YOUR GOAL
The exercise asks for every line of the data to be reproduced exactly.

MATERIAL FOR THIS TASK
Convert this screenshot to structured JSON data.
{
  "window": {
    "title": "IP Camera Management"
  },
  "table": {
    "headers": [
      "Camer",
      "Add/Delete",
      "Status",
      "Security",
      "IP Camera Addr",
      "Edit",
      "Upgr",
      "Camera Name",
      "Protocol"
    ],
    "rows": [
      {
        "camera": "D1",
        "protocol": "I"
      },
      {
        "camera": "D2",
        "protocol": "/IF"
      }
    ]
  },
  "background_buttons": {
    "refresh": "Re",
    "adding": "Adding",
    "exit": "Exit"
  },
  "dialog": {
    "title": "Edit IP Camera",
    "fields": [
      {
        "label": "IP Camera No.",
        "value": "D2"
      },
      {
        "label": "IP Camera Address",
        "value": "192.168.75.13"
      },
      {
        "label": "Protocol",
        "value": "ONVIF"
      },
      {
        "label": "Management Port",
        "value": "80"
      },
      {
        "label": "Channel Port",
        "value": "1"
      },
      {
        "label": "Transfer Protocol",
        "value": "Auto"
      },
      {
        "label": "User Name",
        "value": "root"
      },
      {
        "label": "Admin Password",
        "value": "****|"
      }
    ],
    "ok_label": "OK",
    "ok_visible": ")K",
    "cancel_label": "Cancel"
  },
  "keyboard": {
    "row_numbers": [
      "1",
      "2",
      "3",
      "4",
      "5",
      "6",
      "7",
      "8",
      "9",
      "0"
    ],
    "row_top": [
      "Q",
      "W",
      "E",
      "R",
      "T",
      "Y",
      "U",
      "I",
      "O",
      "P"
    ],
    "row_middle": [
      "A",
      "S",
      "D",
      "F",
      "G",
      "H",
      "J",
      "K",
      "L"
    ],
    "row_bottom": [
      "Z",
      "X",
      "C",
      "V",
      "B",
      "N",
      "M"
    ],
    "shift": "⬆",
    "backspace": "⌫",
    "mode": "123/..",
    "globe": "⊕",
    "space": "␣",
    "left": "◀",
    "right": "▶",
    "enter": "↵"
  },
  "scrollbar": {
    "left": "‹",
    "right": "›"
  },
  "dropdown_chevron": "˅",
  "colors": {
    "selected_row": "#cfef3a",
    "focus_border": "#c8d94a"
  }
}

COMPLETED EXERCISE
Convert this screenshot to structured JSON data.
{
  "window": {
    "title": "IP Camera Management"
  },
  "table": {
    "headers": [
      "Camer",
      "Add/Delete",
      "Status",
      "Security",
      "IP Camera Addr",
      "Edit",
      "Upgr",
      "Camera Name",
      "Protocol"
    ],
    "rows": [
      {
        "camera": "D1",
        "protocol": "I"
      },
      {
        "camera": "D2",
        "protocol": "/IF"
      }
    ]
  },
  "background_buttons": {
    "refresh": "Re",
    "adding": "Adding",
    "exit": "Exit"
  },
  "dialog": {
    "title": "Edit IP Camera",
    "fields": [
      {
        "label": "IP Camera No.",
        "value": "D2"
      },
      {
        "label": "IP Camera Address",
        "value": "192.168.75.13"
      },
      {
        "label": "Protocol",
        "value": "ONVIF"
      },
      {
        "label": "Management Port",
        "value": "80"
      },
      {
        "label": "Channel Port",
        "value": "1"
      },
      {
        "label": "Transfer Protocol",
        "value": "Auto"
      },
      {
        "label": "User Name",
        "value": "root"
      },
      {
        "label": "Admin Password",
        "value": "****|"
      }
    ],
    "ok_label": "OK",
    "ok_visible": ")K",
    "cancel_label": "Cancel"
  },
  "keyboard": {
    "row_numbers": [
      "1",
      "2",
      "3",
      "4",
      "5",
      "6",
      "7",
      "8",
      "9",
      "0"
    ],
    "row_top": [
      "Q",
      "W",
      "E",
      "R",
      "T",
      "Y",
      "U",
      "I",
      "O",
      "P"
    ],
    "row_middle": [
      "A",
      "S",
      "D",
      "F",
      "G",
      "H",
      "J",
      "K",
      "L"
    ],
    "row_bottom": [
      "Z",
      "X",
      "C",
      "V",
      "B",
      "N",
      "M"
    ],
    "shift": "⬆",
    "backspace": "⌫",
    "mode": "123/..",
    "globe": "⊕",
    "space": "␣",
    "left": "◀",
    "right": "▶",
    "enter": "↵"
  },
  "scrollbar": {
    "left": "‹",
    "right": "›"
  },
  "dropdown_chevron": "˅",
  "colors": {
    "selected_row": "#cfef3a",
    "focus_border": "#c8d94a"
  }
}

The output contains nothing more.